▸ **EXTRACTED DATA**:
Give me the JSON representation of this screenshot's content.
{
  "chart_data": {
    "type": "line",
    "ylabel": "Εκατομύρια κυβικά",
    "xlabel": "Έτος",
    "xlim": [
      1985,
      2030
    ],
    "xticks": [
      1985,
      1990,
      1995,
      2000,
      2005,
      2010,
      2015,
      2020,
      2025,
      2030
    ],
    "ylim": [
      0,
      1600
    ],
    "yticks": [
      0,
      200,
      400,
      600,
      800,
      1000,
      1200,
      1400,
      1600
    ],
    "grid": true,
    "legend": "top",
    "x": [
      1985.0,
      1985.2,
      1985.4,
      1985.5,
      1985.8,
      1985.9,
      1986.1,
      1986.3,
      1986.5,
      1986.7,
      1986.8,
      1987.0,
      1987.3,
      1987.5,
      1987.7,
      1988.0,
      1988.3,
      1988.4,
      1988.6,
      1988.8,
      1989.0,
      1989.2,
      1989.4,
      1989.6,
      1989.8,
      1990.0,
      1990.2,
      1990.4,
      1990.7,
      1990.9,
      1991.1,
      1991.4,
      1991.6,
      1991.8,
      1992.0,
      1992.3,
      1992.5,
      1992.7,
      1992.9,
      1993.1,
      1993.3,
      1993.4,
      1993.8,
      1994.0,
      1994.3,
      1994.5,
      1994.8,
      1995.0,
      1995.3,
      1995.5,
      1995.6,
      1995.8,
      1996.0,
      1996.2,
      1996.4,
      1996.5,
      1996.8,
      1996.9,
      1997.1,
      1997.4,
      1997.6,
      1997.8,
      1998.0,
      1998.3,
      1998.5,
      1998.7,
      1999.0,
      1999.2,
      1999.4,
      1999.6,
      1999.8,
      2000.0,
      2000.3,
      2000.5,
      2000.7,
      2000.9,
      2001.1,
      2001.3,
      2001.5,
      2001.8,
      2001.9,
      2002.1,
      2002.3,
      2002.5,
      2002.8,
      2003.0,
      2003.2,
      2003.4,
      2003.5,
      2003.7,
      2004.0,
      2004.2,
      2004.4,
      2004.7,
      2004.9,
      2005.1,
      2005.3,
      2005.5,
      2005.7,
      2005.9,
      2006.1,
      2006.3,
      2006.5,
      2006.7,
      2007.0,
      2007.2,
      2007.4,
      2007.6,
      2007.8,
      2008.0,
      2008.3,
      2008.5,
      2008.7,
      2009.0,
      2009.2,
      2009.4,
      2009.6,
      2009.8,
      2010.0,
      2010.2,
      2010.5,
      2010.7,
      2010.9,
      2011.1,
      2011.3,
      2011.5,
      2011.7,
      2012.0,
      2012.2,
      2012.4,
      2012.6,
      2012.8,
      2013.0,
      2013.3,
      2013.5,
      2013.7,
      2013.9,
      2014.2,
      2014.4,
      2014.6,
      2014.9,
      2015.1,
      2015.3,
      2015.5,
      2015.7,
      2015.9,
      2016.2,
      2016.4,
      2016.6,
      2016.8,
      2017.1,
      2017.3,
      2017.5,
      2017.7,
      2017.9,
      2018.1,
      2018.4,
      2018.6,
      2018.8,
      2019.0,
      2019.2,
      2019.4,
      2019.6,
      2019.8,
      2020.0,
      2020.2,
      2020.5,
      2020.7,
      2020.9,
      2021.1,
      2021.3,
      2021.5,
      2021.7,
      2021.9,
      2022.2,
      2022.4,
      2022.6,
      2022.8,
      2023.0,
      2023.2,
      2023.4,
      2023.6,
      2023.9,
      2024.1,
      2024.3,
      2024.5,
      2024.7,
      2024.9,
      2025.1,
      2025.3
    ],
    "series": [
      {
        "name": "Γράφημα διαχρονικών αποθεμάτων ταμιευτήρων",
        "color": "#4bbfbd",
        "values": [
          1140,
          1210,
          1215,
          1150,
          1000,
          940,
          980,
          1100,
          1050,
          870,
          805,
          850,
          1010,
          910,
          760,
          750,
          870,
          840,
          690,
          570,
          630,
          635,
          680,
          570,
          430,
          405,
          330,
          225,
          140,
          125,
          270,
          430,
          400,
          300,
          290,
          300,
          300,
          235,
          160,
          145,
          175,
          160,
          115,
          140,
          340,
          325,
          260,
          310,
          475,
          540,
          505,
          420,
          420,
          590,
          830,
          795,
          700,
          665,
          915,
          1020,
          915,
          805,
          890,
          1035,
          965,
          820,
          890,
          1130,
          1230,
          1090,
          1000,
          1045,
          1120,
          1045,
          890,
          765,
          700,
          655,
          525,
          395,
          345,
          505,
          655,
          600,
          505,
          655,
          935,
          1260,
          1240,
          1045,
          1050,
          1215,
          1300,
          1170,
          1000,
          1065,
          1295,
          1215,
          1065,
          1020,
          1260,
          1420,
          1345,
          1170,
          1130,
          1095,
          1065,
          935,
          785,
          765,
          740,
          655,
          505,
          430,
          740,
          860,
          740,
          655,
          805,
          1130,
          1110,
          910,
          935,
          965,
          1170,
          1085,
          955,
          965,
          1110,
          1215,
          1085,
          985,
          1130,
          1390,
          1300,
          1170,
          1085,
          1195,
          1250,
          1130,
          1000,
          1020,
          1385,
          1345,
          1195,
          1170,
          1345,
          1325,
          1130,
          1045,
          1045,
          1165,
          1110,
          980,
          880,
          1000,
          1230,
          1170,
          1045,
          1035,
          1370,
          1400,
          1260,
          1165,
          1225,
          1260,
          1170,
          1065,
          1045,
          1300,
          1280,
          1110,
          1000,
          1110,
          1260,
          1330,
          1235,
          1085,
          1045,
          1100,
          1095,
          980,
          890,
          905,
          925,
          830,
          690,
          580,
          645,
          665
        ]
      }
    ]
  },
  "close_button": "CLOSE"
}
--
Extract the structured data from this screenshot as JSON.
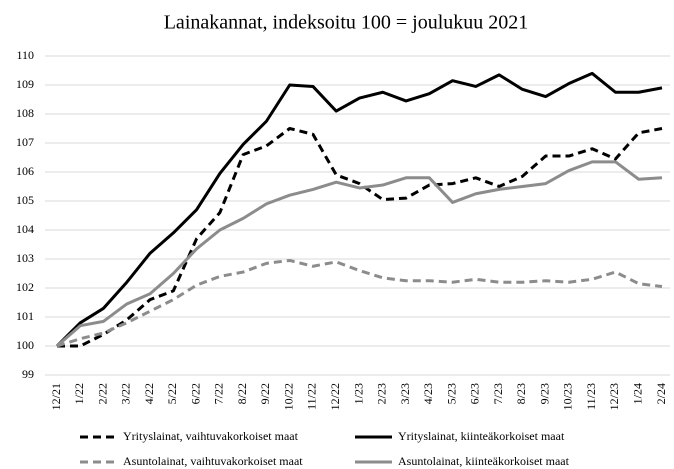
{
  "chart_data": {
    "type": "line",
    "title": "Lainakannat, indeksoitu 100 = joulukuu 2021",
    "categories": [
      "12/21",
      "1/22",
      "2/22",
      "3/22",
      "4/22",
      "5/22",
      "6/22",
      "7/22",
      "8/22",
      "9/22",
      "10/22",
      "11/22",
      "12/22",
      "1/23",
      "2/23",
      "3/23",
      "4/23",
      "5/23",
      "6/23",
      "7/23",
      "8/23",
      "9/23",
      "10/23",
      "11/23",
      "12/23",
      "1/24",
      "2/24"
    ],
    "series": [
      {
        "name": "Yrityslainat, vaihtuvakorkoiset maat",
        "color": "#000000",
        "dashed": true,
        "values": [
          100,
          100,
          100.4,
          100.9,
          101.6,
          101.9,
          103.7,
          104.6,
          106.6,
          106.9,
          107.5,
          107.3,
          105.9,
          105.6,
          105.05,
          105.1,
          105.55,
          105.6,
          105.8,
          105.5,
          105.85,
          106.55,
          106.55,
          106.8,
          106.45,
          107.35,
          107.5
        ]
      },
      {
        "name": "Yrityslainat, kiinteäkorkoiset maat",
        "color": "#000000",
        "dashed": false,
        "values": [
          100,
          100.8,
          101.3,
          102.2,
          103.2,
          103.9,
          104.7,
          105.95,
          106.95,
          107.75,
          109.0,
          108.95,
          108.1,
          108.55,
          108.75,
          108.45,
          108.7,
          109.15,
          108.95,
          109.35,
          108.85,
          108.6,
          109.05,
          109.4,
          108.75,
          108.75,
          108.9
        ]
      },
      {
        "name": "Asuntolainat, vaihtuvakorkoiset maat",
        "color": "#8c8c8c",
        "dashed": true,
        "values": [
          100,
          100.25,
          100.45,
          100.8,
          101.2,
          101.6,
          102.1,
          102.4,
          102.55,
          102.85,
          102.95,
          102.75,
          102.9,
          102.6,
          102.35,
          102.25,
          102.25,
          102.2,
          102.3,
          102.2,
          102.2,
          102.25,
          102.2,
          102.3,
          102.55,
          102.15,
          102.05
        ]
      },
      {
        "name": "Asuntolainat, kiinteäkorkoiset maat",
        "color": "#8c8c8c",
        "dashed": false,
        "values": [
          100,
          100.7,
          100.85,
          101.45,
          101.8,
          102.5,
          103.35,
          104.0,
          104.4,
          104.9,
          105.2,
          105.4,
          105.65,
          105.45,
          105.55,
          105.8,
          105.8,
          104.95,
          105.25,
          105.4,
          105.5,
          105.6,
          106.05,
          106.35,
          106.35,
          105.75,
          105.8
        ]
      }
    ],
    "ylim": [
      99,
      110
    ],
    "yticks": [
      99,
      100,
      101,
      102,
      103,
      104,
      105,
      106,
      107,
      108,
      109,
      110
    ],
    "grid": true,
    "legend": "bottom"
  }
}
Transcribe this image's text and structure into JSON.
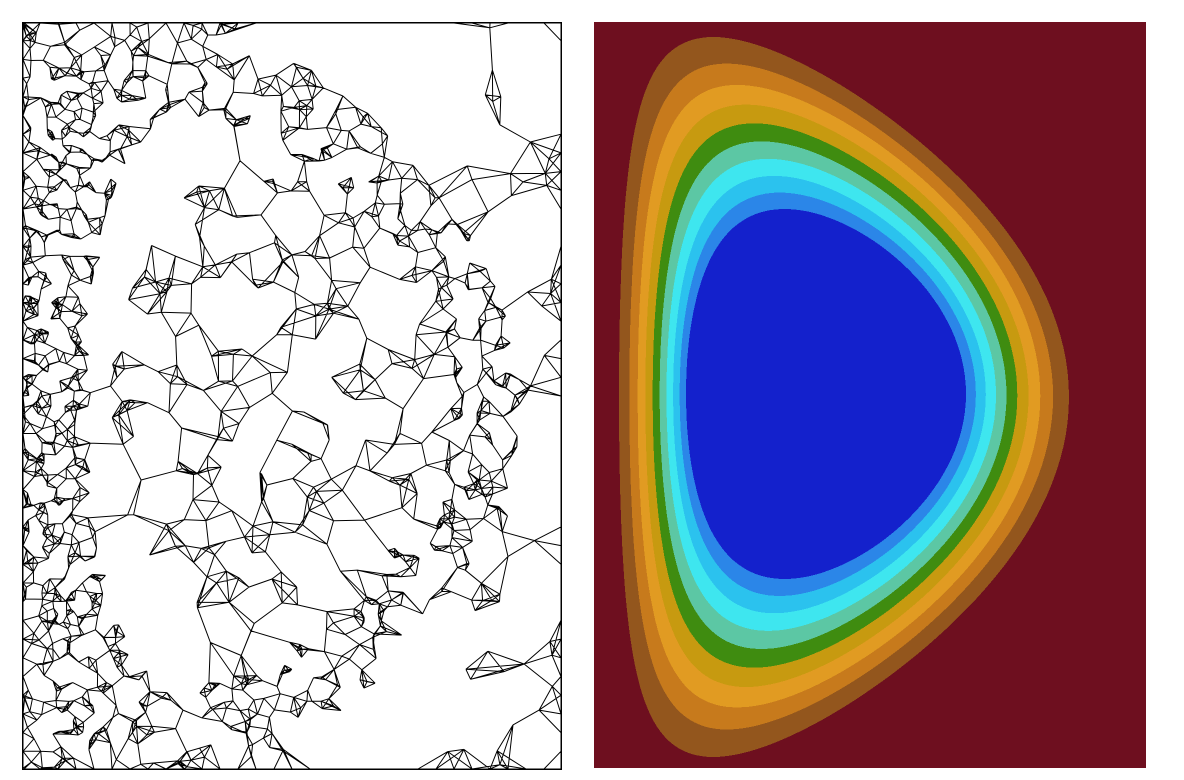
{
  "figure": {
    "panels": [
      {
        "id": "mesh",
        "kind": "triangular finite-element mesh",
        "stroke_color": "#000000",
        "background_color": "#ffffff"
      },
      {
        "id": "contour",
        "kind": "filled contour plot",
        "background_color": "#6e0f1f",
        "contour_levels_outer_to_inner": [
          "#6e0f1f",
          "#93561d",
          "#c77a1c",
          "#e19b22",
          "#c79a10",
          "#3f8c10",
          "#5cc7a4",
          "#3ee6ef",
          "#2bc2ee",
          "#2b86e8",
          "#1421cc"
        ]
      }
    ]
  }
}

▸ **EXERCISE BRIEF**: Pick out all the lines with the word "this" in them and copy them.

▸ **FINISHED EXERCISE**:
Give me the JSON representation of this screenshot's content.
Extract the structured data from this screenshot as JSON.
Transcribe this image's text and structure into JSON.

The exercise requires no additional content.